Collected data
start

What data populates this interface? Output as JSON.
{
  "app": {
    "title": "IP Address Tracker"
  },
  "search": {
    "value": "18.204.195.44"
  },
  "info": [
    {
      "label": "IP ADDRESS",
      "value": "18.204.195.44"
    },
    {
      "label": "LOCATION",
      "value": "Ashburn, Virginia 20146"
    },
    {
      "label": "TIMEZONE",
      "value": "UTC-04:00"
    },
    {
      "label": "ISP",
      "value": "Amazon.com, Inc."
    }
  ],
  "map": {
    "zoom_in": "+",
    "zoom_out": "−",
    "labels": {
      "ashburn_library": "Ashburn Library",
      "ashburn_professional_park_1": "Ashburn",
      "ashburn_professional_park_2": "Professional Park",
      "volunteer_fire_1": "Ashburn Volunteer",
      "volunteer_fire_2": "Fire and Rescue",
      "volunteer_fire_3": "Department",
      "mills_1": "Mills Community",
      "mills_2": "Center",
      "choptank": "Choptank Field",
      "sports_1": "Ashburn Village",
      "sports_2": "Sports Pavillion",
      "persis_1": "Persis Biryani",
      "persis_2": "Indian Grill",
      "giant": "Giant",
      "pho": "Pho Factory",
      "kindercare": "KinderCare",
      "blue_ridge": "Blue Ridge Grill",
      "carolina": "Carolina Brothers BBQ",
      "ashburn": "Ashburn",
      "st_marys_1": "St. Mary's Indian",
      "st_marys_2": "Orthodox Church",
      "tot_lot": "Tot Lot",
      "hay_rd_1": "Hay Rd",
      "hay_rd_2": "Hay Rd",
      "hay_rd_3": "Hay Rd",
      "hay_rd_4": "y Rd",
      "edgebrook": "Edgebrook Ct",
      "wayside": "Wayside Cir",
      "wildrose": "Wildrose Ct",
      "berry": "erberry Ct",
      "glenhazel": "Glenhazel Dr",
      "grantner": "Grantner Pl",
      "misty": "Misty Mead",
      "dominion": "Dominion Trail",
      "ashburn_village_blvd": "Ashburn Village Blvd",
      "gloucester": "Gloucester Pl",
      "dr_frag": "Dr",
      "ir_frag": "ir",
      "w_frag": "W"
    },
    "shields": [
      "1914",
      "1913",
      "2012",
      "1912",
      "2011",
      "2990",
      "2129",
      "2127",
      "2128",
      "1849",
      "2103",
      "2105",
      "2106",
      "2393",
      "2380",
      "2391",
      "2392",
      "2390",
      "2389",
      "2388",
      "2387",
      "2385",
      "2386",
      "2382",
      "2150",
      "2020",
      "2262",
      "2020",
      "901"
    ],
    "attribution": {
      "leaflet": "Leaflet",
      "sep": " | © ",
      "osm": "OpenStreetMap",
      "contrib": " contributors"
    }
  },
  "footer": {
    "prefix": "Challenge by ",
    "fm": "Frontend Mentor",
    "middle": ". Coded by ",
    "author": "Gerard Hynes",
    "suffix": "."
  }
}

end
start

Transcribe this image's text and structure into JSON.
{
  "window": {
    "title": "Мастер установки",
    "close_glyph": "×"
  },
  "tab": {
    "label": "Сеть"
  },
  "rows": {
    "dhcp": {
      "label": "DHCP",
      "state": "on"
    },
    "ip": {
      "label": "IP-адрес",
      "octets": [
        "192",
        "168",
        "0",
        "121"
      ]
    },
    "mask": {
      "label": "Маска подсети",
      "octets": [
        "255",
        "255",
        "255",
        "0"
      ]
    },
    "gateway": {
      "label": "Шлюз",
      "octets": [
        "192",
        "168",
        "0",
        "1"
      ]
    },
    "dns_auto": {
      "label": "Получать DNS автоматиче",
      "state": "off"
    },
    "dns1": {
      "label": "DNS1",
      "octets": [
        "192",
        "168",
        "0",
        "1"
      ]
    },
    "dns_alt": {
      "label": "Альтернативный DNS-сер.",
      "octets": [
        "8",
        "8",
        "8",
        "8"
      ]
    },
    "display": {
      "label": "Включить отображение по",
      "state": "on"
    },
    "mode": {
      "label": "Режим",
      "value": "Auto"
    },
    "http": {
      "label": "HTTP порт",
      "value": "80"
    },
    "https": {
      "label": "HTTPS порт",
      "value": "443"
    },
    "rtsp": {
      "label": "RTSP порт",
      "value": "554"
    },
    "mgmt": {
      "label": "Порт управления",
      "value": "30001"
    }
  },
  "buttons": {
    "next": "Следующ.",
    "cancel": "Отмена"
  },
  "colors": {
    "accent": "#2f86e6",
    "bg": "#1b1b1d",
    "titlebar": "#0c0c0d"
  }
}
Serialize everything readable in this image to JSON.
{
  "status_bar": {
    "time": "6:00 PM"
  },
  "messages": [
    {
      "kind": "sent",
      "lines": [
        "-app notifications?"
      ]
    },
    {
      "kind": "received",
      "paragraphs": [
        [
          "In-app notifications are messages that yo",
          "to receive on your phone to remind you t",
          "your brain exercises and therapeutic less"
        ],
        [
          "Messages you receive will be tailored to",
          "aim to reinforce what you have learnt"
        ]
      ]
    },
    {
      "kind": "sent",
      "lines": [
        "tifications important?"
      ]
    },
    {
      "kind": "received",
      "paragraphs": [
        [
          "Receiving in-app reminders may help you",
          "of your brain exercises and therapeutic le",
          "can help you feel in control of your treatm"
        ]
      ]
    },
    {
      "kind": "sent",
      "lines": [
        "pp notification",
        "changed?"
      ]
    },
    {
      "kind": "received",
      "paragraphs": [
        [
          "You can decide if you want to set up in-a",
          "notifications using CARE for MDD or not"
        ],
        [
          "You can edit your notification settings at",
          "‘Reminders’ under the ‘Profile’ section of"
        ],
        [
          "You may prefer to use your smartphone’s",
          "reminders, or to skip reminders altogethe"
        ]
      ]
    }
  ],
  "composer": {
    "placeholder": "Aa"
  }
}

end
start

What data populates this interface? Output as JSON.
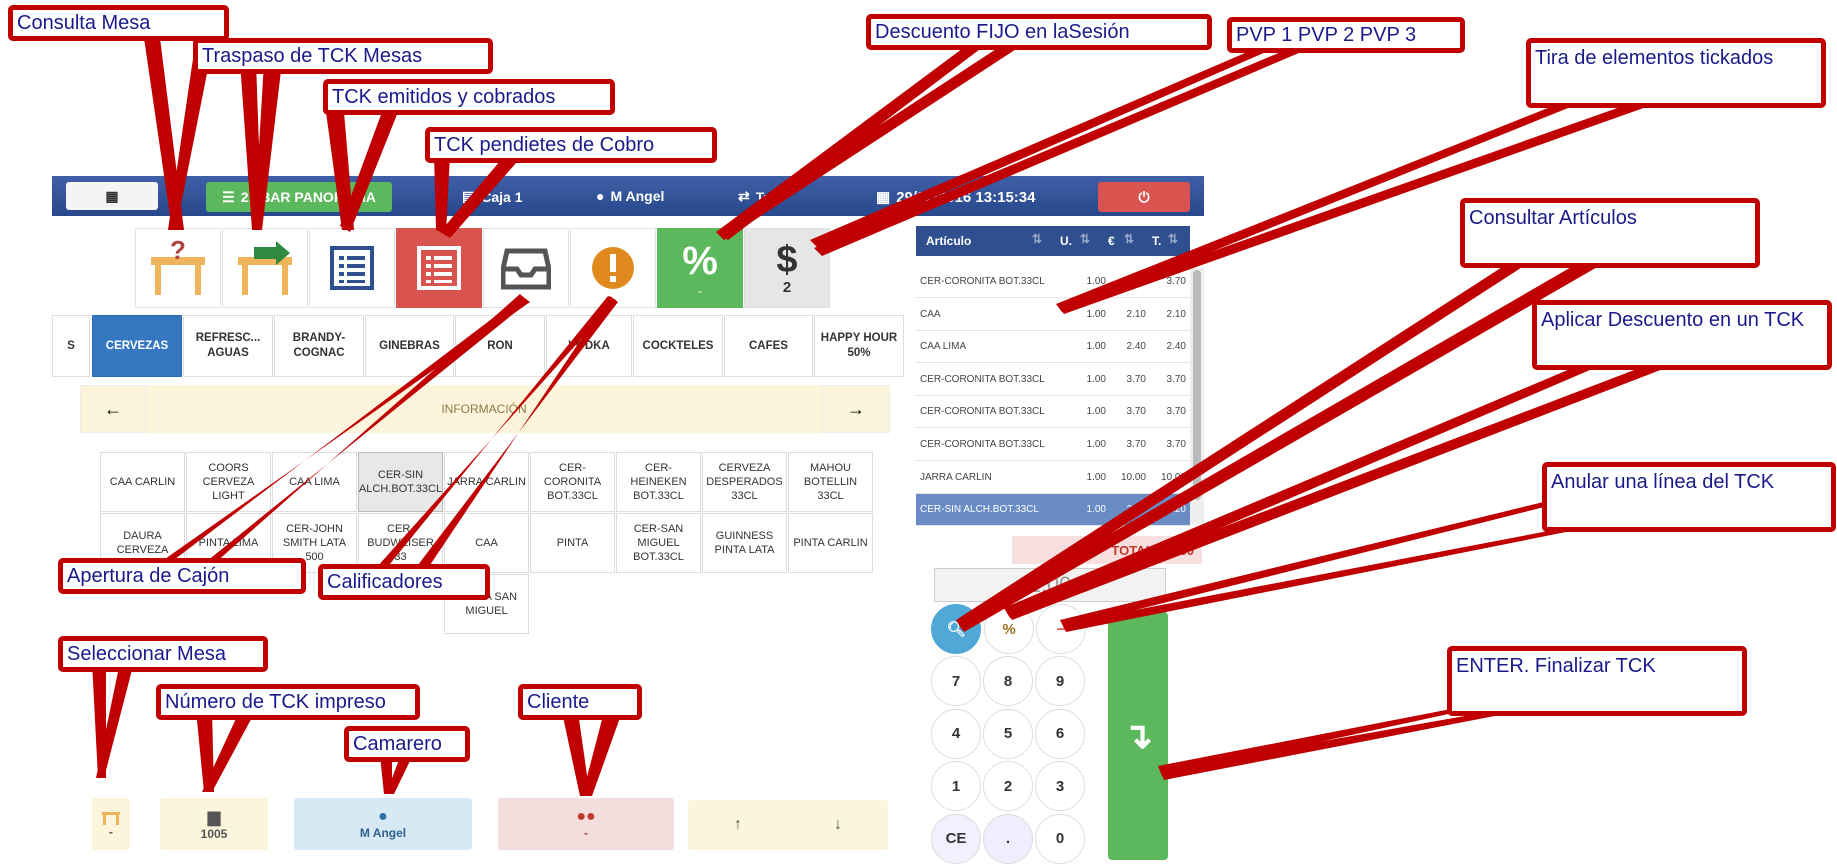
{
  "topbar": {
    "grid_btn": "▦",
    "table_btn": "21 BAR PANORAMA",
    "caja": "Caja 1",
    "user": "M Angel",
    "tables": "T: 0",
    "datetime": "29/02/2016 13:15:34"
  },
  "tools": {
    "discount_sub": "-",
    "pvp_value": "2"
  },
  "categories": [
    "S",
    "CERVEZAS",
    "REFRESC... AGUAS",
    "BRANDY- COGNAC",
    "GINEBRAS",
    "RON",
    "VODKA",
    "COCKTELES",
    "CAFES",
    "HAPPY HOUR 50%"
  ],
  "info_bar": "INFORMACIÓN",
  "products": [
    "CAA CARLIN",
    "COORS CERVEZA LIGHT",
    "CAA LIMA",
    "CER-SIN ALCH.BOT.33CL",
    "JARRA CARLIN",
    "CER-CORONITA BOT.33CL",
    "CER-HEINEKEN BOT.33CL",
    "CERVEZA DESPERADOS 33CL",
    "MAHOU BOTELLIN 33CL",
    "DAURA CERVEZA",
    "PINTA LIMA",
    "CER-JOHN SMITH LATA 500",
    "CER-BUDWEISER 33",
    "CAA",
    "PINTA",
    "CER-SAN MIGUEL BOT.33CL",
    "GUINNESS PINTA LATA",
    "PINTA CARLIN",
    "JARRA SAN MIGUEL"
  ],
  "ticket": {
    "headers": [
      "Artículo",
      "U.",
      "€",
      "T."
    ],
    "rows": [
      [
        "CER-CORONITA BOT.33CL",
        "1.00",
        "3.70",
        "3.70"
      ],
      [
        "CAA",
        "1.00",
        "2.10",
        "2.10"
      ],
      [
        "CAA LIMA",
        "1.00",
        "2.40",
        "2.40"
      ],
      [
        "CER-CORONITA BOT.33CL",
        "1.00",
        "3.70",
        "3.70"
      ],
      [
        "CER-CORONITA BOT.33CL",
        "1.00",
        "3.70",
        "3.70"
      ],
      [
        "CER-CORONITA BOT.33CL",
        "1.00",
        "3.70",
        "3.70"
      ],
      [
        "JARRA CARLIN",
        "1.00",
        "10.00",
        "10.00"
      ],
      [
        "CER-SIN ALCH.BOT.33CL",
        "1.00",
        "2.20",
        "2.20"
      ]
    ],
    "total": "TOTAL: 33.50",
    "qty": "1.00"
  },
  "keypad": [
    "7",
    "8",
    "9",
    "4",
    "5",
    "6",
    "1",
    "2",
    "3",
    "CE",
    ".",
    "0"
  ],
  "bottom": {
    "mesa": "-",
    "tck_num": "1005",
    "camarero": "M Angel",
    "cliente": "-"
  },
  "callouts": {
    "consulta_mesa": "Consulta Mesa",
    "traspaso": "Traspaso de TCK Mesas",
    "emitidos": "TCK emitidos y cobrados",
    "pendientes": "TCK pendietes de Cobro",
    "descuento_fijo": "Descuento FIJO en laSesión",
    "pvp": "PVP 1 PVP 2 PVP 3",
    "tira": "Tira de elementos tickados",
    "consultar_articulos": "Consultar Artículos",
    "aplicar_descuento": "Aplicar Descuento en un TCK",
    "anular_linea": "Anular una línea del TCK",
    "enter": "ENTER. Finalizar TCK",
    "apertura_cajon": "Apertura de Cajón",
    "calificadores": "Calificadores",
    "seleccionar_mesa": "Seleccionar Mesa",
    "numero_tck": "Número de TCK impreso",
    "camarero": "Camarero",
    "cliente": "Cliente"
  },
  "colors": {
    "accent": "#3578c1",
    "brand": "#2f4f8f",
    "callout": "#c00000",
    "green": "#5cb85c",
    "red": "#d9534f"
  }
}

end

Task instructions:
Answer with one number only: how many lines above contain the word "Indian".

Written response:
2